EXERCISE GOAL:
Extract the lines that carry the string "Galvani" from the listing.

EXERCISE DATA:

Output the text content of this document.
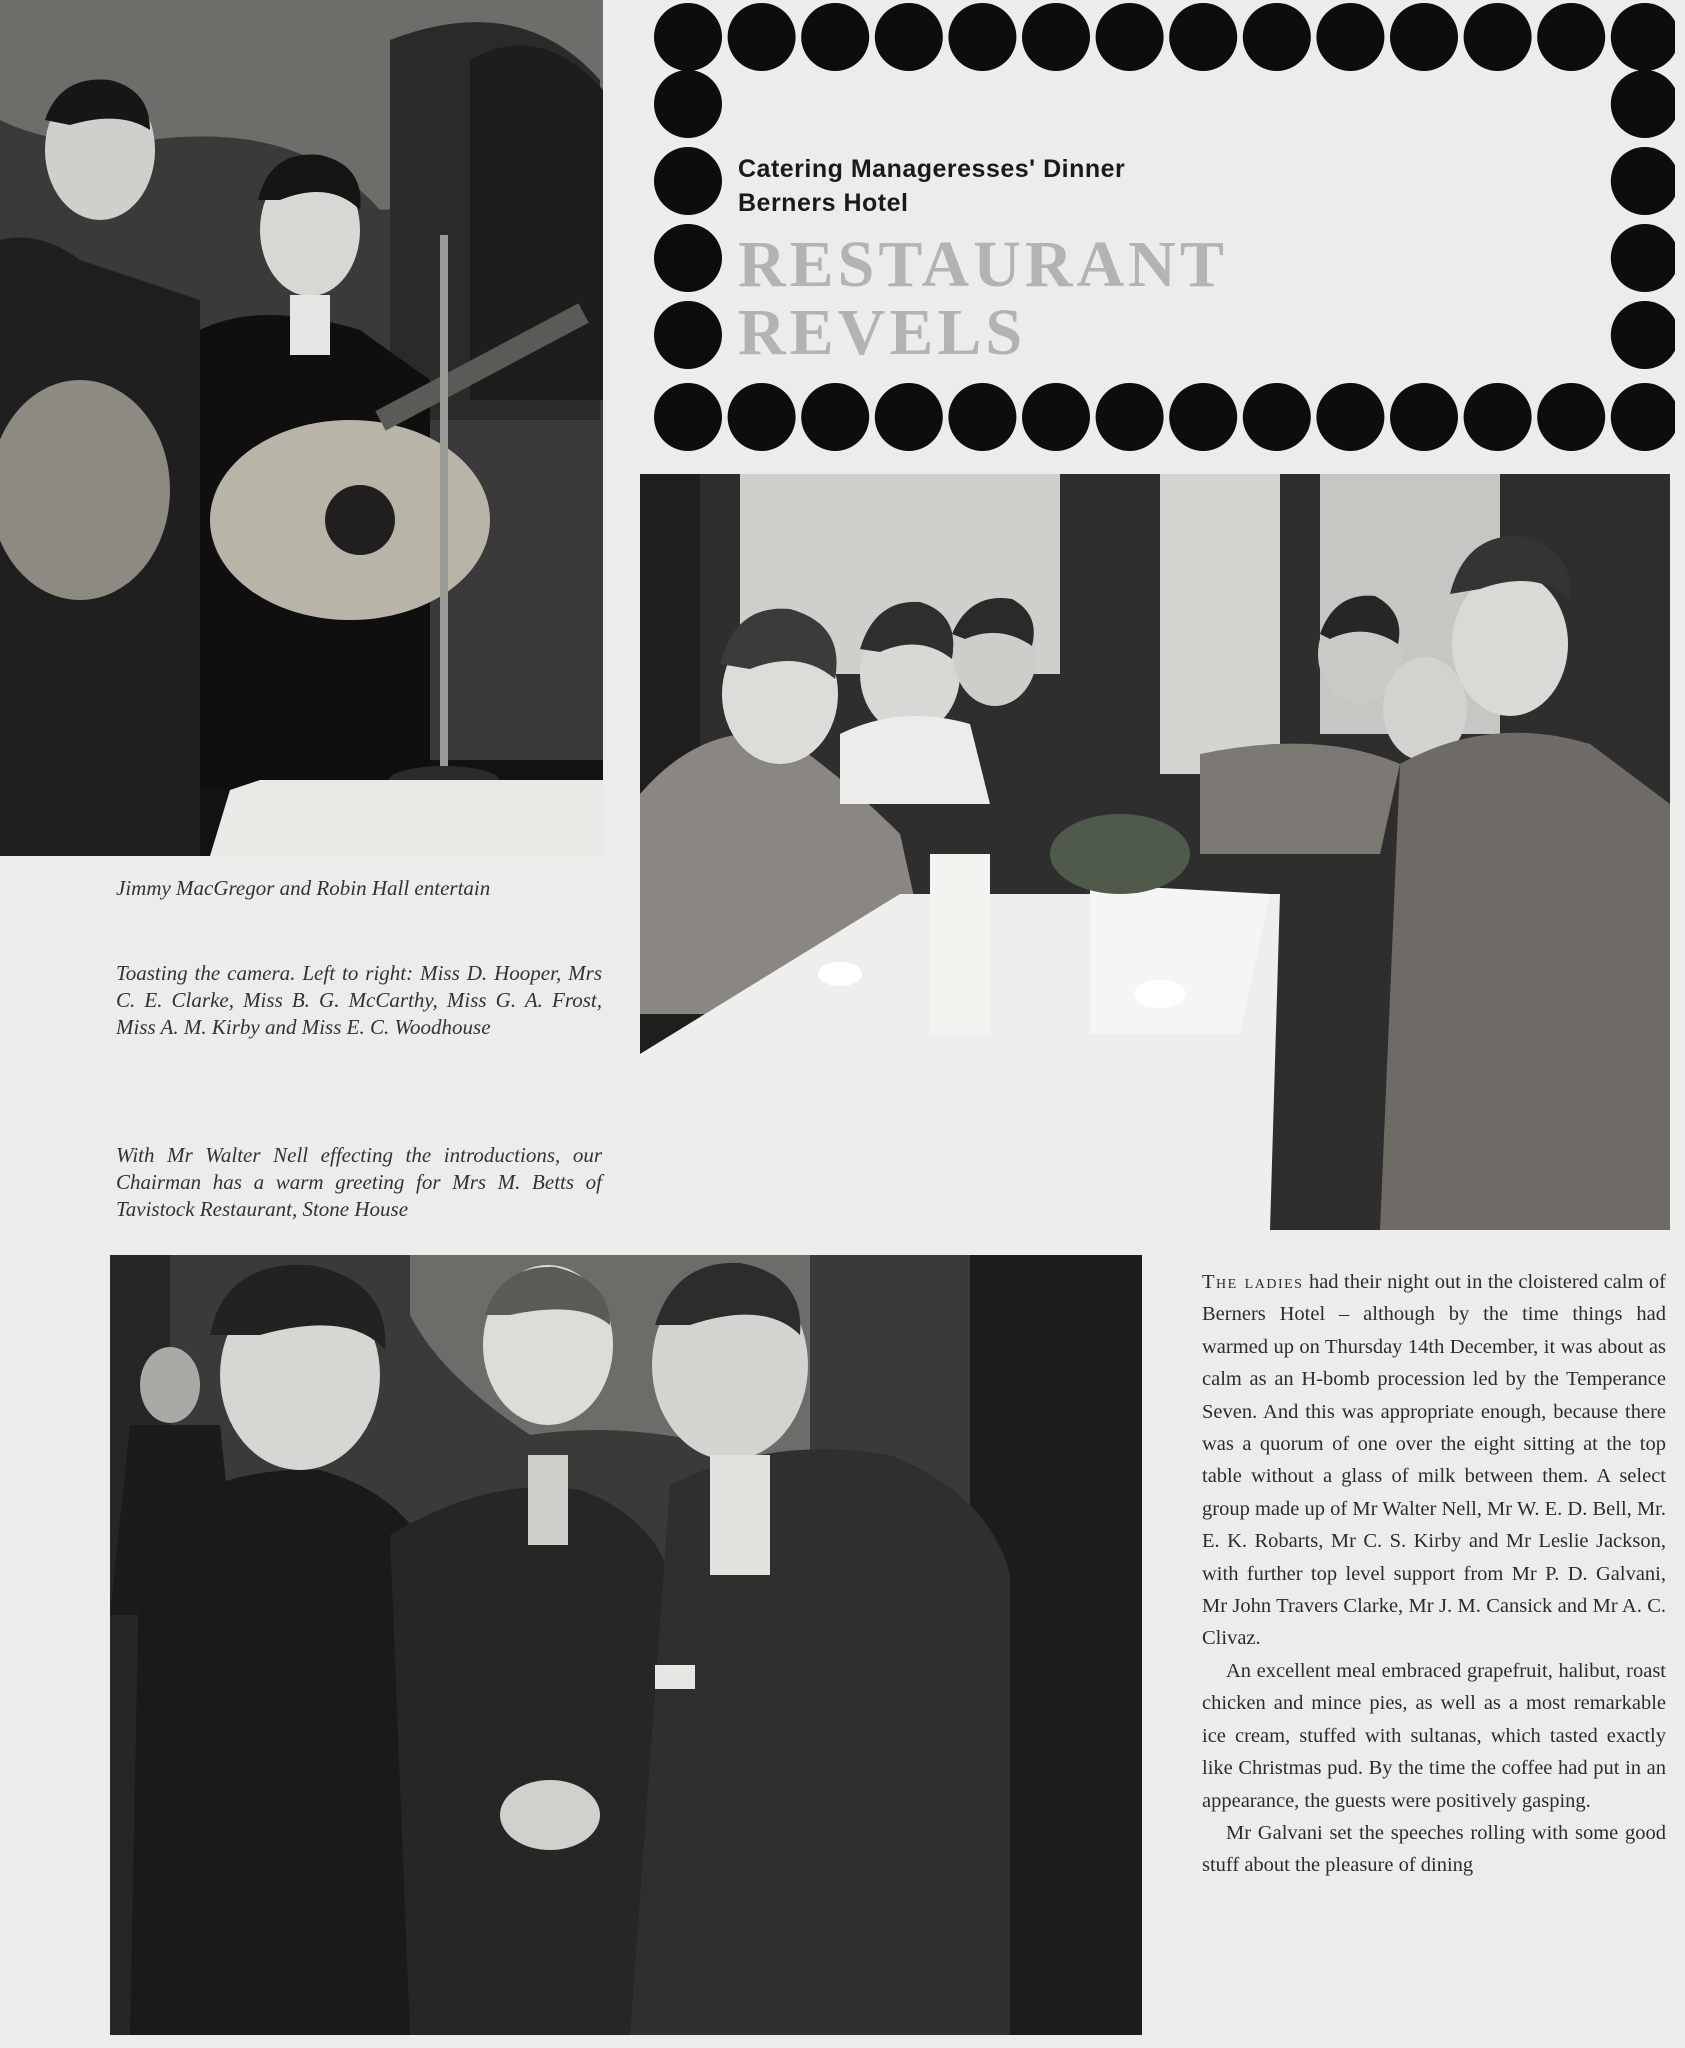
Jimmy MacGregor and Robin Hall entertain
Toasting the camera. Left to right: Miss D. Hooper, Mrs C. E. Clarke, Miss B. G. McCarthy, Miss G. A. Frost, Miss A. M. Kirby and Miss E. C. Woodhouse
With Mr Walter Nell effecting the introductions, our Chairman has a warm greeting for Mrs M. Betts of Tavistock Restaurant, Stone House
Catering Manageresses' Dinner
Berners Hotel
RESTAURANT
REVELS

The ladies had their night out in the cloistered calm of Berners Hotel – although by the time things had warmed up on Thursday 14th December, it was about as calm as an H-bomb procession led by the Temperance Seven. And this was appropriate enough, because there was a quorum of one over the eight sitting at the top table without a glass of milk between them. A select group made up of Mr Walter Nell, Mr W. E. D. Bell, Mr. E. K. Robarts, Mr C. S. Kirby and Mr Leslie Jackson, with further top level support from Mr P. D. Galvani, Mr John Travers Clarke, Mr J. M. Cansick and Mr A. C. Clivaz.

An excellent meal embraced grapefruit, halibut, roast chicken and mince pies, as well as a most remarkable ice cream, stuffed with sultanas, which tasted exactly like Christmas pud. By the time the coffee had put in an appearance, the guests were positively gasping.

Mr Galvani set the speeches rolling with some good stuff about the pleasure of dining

ANSWER FOR THE TASK:
The ladies had their night out in the cloistered calm of Berners Hotel – although by the time things had warmed up on Thursday 14th December, it was about as calm as an H-bomb procession led by the Temperance Seven. And this was appropriate enough, because there was a quorum of one over the eight sitting at the top table without a glass of milk between them. A select group made up of Mr Walter Nell, Mr W. E. D. Bell, Mr. E. K. Robarts, Mr C. S. Kirby and Mr Leslie Jackson, with further top level support from Mr P. D. Galvani, Mr John Travers Clarke, Mr J. M. Cansick and Mr A. C. Clivaz.
Mr Galvani set the speeches rolling with some good stuff about the pleasure of dining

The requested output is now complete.